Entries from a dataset
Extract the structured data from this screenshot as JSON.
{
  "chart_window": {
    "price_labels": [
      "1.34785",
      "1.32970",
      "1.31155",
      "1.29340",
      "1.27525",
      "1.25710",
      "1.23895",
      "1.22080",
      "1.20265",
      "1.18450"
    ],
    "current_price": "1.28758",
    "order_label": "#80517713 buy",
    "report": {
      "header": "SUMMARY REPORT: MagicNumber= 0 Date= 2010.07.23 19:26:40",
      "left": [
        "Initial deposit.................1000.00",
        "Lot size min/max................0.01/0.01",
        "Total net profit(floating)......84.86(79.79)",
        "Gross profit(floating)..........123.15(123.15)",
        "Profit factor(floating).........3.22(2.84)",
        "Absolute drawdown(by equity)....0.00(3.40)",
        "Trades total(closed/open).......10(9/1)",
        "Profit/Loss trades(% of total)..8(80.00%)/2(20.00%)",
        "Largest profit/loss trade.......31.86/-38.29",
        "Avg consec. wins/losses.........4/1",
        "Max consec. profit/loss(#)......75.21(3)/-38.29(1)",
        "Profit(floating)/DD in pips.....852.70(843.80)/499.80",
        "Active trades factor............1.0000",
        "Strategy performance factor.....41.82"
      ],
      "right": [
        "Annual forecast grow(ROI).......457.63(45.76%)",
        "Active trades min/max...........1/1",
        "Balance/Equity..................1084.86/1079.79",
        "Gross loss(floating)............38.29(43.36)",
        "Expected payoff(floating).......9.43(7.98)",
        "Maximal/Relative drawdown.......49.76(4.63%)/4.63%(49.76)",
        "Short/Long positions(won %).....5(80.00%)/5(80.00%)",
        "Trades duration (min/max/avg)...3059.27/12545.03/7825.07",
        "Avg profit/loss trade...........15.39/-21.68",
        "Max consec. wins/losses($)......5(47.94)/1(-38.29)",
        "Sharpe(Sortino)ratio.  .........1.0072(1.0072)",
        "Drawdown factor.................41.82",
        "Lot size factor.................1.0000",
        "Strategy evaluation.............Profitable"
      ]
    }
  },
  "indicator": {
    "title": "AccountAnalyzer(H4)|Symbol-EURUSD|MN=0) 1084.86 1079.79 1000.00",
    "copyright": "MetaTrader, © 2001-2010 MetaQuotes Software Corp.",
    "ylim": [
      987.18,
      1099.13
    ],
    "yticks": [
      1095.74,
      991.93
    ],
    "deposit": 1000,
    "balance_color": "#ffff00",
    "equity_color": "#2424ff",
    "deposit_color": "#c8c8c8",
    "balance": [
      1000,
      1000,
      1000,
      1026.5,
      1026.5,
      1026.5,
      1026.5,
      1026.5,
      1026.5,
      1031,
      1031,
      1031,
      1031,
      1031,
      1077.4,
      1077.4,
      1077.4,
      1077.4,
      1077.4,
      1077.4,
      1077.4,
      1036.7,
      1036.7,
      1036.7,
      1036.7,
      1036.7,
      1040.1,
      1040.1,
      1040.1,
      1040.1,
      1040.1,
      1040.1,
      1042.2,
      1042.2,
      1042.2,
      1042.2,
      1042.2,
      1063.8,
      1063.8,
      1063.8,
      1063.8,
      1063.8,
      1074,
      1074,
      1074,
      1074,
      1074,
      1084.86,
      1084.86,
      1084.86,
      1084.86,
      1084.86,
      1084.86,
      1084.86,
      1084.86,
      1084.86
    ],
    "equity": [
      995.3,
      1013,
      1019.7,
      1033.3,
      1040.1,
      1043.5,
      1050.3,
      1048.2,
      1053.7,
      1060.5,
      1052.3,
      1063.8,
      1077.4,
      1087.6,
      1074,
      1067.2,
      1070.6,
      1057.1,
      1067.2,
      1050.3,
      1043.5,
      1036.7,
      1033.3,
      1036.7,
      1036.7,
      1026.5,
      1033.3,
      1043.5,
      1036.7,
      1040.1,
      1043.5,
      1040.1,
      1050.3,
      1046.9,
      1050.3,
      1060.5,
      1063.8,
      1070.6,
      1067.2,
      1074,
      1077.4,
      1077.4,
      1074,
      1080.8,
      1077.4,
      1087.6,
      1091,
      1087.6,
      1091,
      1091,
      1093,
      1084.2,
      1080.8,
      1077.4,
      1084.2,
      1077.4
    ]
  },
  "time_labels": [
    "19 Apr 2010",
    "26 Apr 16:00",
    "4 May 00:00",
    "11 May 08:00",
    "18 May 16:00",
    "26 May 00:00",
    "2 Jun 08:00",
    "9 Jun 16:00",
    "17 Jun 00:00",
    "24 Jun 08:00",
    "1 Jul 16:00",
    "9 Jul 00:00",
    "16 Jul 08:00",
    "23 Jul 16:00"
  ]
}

# YOUR OBJECTIVE
Please set down all the data word for word.

# WORKED SOLUTION
Extract the structured data from this screenshot as JSON.
{
  "chart_window": {
    "price_labels": [
      "1.34785",
      "1.32970",
      "1.31155",
      "1.29340",
      "1.27525",
      "1.25710",
      "1.23895",
      "1.22080",
      "1.20265",
      "1.18450"
    ],
    "current_price": "1.28758",
    "order_label": "#80517713 buy",
    "report": {
      "header": "SUMMARY REPORT: MagicNumber= 0 Date= 2010.07.23 19:26:40",
      "left": [
        "Initial deposit.................1000.00",
        "Lot size min/max................0.01/0.01",
        "Total net profit(floating)......84.86(79.79)",
        "Gross profit(floating)..........123.15(123.15)",
        "Profit factor(floating).........3.22(2.84)",
        "Absolute drawdown(by equity)....0.00(3.40)",
        "Trades total(closed/open).......10(9/1)",
        "Profit/Loss trades(% of total)..8(80.00%)/2(20.00%)",
        "Largest profit/loss trade.......31.86/-38.29",
        "Avg consec. wins/losses.........4/1",
        "Max consec. profit/loss(#)......75.21(3)/-38.29(1)",
        "Profit(floating)/DD in pips.....852.70(843.80)/499.80",
        "Active trades factor............1.0000",
        "Strategy performance factor.....41.82"
      ],
      "right": [
        "Annual forecast grow(ROI).......457.63(45.76%)",
        "Active trades min/max...........1/1",
        "Balance/Equity..................1084.86/1079.79",
        "Gross loss(floating)............38.29(43.36)",
        "Expected payoff(floating).......9.43(7.98)",
        "Maximal/Relative drawdown.......49.76(4.63%)/4.63%(49.76)",
        "Short/Long positions(won %).....5(80.00%)/5(80.00%)",
        "Trades duration (min/max/avg)...3059.27/12545.03/7825.07",
        "Avg profit/loss trade...........15.39/-21.68",
        "Max consec. wins/losses($)......5(47.94)/1(-38.29)",
        "Sharpe(Sortino)ratio.  .........1.0072(1.0072)",
        "Drawdown factor.................41.82",
        "Lot size factor.................1.0000",
        "Strategy evaluation.............Profitable"
      ]
    }
  },
  "indicator": {
    "title": "AccountAnalyzer(H4)|Symbol-EURUSD|MN=0) 1084.86 1079.79 1000.00",
    "copyright": "MetaTrader, © 2001-2010 MetaQuotes Software Corp.",
    "ylim": [
      987.18,
      1099.13
    ],
    "yticks": [
      1095.74,
      991.93
    ],
    "deposit": 1000,
    "balance_color": "#ffff00",
    "equity_color": "#2424ff",
    "deposit_color": "#c8c8c8",
    "balance": [
      1000,
      1000,
      1000,
      1026.5,
      1026.5,
      1026.5,
      1026.5,
      1026.5,
      1026.5,
      1031,
      1031,
      1031,
      1031,
      1031,
      1077.4,
      1077.4,
      1077.4,
      1077.4,
      1077.4,
      1077.4,
      1077.4,
      1036.7,
      1036.7,
      1036.7,
      1036.7,
      1036.7,
      1040.1,
      1040.1,
      1040.1,
      1040.1,
      1040.1,
      1040.1,
      1042.2,
      1042.2,
      1042.2,
      1042.2,
      1042.2,
      1063.8,
      1063.8,
      1063.8,
      1063.8,
      1063.8,
      1074,
      1074,
      1074,
      1074,
      1074,
      1084.86,
      1084.86,
      1084.86,
      1084.86,
      1084.86,
      1084.86,
      1084.86,
      1084.86,
      1084.86
    ],
    "equity": [
      995.3,
      1013,
      1019.7,
      1033.3,
      1040.1,
      1043.5,
      1050.3,
      1048.2,
      1053.7,
      1060.5,
      1052.3,
      1063.8,
      1077.4,
      1087.6,
      1074,
      1067.2,
      1070.6,
      1057.1,
      1067.2,
      1050.3,
      1043.5,
      1036.7,
      1033.3,
      1036.7,
      1036.7,
      1026.5,
      1033.3,
      1043.5,
      1036.7,
      1040.1,
      1043.5,
      1040.1,
      1050.3,
      1046.9,
      1050.3,
      1060.5,
      1063.8,
      1070.6,
      1067.2,
      1074,
      1077.4,
      1077.4,
      1074,
      1080.8,
      1077.4,
      1087.6,
      1091,
      1087.6,
      1091,
      1091,
      1093,
      1084.2,
      1080.8,
      1077.4,
      1084.2,
      1077.4
    ]
  },
  "time_labels": [
    "19 Apr 2010",
    "26 Apr 16:00",
    "4 May 00:00",
    "11 May 08:00",
    "18 May 16:00",
    "26 May 00:00",
    "2 Jun 08:00",
    "9 Jun 16:00",
    "17 Jun 00:00",
    "24 Jun 08:00",
    "1 Jul 16:00",
    "9 Jul 00:00",
    "16 Jul 08:00",
    "23 Jul 16:00"
  ]
}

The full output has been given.